Pull every line holding the string "координат" from the records below.
>>>>>
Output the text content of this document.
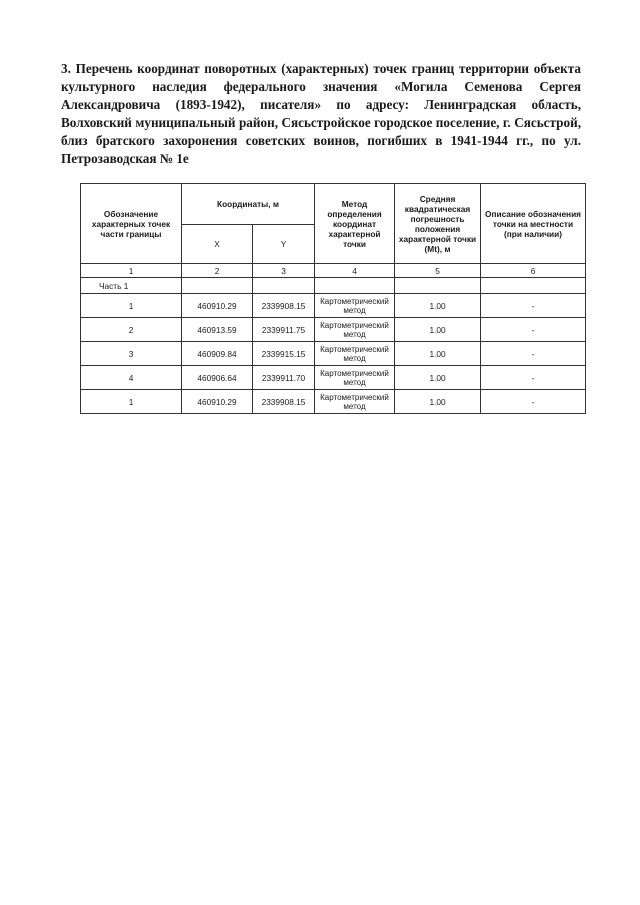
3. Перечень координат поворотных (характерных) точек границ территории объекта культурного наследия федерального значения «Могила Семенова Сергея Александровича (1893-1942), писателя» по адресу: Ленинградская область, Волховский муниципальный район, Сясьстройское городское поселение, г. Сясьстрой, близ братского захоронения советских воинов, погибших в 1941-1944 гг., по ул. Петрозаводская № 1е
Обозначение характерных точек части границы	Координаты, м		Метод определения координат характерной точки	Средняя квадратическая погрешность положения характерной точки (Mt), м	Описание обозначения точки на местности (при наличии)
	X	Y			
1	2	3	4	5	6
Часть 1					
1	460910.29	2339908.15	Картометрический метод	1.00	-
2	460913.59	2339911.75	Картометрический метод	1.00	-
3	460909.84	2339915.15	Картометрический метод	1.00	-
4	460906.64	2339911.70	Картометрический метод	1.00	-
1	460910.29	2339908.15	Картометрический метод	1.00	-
<<<<<
*Solution for this problem:*
3. Перечень координат поворотных (характерных) точек границ территории объекта культурного наследия федерального значения «Могила Семенова Сергея Александровича (1893-1942), писателя» по адресу: Ленинградская область, Волховский муниципальный район, Сясьстройское городское поселение, г. Сясьстрой, близ братского захоронения советских воинов, погибших в 1941-1944 гг., по ул. Петрозаводская № 1е
Обозначение характерных точек части границы	Координаты, м		Метод определения координат характерной точки	Средняя квадратическая погрешность положения характерной точки (Mt), м	Описание обозначения точки на местности (при наличии)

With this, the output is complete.